== DIRECTIVE ==
Which lines below hold the word "Verbot"? Report each one.

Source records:
◇ ◇ ◇
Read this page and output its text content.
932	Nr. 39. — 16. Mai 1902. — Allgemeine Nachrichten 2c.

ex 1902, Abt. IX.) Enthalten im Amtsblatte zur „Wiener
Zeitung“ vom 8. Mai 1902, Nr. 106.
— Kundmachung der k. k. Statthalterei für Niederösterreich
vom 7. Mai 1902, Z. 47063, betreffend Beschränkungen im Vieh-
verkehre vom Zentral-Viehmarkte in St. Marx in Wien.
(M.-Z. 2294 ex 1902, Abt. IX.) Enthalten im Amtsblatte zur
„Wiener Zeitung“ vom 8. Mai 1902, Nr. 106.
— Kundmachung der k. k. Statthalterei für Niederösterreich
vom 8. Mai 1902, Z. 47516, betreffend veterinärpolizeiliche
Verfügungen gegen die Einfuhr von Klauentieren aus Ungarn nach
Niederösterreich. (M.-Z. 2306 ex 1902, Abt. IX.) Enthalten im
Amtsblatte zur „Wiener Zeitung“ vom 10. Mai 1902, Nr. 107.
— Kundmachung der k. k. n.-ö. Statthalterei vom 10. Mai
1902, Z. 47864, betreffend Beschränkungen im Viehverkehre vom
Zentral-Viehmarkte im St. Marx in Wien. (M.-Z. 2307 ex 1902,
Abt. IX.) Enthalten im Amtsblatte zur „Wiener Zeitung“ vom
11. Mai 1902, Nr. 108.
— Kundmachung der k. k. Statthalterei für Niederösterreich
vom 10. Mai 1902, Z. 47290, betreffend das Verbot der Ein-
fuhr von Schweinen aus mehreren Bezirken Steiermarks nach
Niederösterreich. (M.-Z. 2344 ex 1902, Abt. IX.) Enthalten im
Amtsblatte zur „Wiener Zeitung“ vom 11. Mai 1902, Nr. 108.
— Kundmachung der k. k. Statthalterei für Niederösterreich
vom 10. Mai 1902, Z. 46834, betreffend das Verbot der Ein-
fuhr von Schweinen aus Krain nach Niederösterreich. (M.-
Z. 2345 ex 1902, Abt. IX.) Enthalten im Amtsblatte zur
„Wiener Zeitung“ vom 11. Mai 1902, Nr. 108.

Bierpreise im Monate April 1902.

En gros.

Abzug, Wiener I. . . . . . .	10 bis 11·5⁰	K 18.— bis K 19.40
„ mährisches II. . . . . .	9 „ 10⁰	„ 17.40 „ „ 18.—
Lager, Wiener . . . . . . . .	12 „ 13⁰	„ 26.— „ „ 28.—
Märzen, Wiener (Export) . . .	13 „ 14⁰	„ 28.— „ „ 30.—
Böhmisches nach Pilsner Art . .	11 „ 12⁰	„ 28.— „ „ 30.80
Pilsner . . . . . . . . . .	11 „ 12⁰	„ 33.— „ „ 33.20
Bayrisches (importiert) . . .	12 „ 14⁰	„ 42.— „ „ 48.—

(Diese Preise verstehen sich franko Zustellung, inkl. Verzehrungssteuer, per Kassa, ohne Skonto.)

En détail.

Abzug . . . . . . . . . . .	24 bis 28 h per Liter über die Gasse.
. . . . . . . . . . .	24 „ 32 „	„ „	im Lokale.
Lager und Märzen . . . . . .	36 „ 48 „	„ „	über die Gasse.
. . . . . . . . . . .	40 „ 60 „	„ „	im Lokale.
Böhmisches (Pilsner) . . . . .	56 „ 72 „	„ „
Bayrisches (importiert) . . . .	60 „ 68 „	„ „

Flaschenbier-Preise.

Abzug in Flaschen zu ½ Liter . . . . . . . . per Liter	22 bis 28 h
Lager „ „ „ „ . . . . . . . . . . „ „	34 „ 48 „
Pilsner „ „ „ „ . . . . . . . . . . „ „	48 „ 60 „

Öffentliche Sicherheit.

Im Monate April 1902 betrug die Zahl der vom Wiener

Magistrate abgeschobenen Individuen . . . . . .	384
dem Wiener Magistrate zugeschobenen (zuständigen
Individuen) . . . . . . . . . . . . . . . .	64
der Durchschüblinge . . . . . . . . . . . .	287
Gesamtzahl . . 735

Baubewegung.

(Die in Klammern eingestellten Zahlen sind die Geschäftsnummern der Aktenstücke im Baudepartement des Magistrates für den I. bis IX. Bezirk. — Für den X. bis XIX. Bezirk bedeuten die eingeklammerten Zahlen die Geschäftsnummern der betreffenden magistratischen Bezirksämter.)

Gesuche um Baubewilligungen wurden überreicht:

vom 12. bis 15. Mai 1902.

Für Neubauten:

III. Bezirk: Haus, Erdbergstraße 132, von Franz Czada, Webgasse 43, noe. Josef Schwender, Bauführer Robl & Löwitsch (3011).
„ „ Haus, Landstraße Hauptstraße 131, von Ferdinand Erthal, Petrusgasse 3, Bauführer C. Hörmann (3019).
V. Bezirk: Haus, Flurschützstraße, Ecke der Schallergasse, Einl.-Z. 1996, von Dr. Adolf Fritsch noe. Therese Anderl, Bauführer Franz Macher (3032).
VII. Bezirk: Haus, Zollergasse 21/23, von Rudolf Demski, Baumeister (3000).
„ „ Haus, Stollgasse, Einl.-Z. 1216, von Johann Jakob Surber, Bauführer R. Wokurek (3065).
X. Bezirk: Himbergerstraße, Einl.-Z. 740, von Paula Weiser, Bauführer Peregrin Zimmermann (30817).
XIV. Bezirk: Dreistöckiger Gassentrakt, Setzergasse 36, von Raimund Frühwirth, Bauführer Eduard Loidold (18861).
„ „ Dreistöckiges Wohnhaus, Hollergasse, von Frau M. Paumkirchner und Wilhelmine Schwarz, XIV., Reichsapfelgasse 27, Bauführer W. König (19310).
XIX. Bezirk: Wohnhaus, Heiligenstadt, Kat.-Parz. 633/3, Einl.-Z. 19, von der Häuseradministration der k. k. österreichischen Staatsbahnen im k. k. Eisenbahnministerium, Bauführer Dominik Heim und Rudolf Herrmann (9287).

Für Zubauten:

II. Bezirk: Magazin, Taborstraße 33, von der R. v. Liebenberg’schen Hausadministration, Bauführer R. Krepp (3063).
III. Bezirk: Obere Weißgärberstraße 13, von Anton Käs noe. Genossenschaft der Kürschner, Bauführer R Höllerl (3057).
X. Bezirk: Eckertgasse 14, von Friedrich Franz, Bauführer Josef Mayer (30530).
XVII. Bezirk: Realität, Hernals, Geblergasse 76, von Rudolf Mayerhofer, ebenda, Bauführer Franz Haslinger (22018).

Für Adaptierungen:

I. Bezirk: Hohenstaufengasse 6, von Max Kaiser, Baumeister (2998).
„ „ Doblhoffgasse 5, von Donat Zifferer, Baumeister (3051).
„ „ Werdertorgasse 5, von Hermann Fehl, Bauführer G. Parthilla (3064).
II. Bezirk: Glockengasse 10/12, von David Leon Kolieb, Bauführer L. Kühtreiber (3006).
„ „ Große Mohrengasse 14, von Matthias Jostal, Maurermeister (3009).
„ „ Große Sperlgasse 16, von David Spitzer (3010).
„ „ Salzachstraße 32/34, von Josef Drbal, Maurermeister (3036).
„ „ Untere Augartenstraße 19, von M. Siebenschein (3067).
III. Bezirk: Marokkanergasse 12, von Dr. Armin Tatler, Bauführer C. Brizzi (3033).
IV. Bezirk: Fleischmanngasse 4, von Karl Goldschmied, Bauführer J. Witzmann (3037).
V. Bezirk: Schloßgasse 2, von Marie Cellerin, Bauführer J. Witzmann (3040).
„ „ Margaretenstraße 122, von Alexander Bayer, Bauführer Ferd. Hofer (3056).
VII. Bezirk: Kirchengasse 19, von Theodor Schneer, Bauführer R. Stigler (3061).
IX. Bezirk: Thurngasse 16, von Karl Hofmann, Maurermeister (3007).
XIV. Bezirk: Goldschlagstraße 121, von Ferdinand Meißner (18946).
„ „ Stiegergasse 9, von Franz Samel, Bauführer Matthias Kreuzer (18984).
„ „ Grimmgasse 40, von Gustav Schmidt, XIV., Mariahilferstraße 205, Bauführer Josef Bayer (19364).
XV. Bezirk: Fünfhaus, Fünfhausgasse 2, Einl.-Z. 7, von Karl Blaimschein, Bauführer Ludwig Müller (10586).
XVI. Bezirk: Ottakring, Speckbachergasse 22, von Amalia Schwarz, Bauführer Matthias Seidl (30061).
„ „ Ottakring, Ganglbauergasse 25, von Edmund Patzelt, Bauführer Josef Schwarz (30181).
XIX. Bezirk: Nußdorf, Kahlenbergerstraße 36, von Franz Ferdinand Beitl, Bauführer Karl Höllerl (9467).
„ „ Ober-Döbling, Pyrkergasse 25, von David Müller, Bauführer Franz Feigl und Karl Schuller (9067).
◇ ◇ ◇
== OUTPUT ==
vom 10. Mai 1902, Z. 47290, betreffend das Verbot der Ein-
vom 10. Mai 1902, Z. 46834, betreffend das Verbot der Ein-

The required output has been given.